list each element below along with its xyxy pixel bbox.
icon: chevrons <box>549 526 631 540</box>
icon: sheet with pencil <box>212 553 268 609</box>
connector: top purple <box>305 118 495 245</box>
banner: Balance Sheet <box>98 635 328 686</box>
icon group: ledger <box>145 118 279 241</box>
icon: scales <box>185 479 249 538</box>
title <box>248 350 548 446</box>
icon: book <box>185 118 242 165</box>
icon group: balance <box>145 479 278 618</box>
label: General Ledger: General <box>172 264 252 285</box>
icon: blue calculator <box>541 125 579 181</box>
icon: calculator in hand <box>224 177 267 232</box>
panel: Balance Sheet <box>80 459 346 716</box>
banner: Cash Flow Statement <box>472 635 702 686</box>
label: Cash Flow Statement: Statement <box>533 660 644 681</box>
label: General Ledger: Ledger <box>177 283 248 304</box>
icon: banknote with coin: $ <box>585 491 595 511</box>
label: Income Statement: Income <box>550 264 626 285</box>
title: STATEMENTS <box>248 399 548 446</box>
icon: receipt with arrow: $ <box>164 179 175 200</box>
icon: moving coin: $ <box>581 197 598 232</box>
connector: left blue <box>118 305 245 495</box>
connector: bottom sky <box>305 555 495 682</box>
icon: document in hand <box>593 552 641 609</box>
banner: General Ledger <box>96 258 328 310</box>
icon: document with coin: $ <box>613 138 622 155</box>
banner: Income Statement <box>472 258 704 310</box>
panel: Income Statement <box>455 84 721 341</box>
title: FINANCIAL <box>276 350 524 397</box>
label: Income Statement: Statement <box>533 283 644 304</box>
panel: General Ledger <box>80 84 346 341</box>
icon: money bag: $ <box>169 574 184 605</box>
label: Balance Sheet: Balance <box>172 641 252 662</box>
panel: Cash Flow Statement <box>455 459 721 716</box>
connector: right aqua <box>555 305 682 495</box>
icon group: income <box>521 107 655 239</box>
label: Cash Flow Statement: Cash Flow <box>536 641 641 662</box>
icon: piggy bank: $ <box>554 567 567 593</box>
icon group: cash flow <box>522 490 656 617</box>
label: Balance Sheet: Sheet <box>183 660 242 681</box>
****************
EXERCISE: Format each line of the records above as a JSON list of strings, one string per line, leaving out blank lines.

SOLUTION:
[
  "list each element below along with its xyxy pixel bbox.",
  "icon: chevrons <box>549 526 631 540</box>",
  "icon: sheet with pencil <box>212 553 268 609</box>",
  "connector: top purple <box>305 118 495 245</box>",
  "banner: Balance Sheet <box>98 635 328 686</box>",
  "icon group: ledger <box>145 118 279 241</box>",
  "icon: scales <box>185 479 249 538</box>",
  "title <box>248 350 548 446</box>",
  "icon: book <box>185 118 242 165</box>",
  "icon group: balance <box>145 479 278 618</box>",
  "label: General Ledger: General <box>172 264 252 285</box>",
  "icon: blue calculator <box>541 125 579 181</box>",
  "icon: calculator in hand <box>224 177 267 232</box>",
  "panel: Balance Sheet <box>80 459 346 716</box>",
  "banner: Cash Flow Statement <box>472 635 702 686</box>",
  "label: Cash Flow Statement: Statement <box>533 660 644 681</box>",
  "label: General Ledger: Ledger <box>177 283 248 304</box>",
  "icon: banknote with coin: $ <box>585 491 595 511</box>",
  "label: Income Statement: Income <box>550 264 626 285</box>",
  "title: STATEMENTS <box>248 399 548 446</box>",
  "icon: receipt with arrow: $ <box>164 179 175 200</box>",
  "icon: moving coin: $ <box>581 197 598 232</box>",
  "connector: left blue <box>118 305 245 495</box>",
  "connector: bottom sky <box>305 555 495 682</box>",
  "icon: document in hand <box>593 552 641 609</box>",
  "banner: General Ledger <box>96 258 328 310</box>",
  "icon: document with coin: $ <box>613 138 622 155</box>",
  "banner: Income Statement <box>472 258 704 310</box>",
  "panel: Income Statement <box>455 84 721 341</box>",
  "title: FINANCIAL <box>276 350 524 397</box>",
  "label: Income Statement: Statement <box>533 283 644 304</box>",
  "panel: General Ledger <box>80 84 346 341</box>",
  "icon: money bag: $ <box>169 574 184 605</box>",
  "label: Balance Sheet: Balance <box>172 641 252 662</box>",
  "panel: Cash Flow Statement <box>455 459 721 716</box>",
  "connector: right aqua <box>555 305 682 495</box>",
  "icon group: income <box>521 107 655 239</box>",
  "label: Cash Flow Statement: Cash Flow <box>536 641 641 662</box>",
  "icon: piggy bank: $ <box>554 567 567 593</box>",
  "icon group: cash flow <box>522 490 656 617</box>",
  "label: Balance Sheet: Sheet <box>183 660 242 681</box>"
]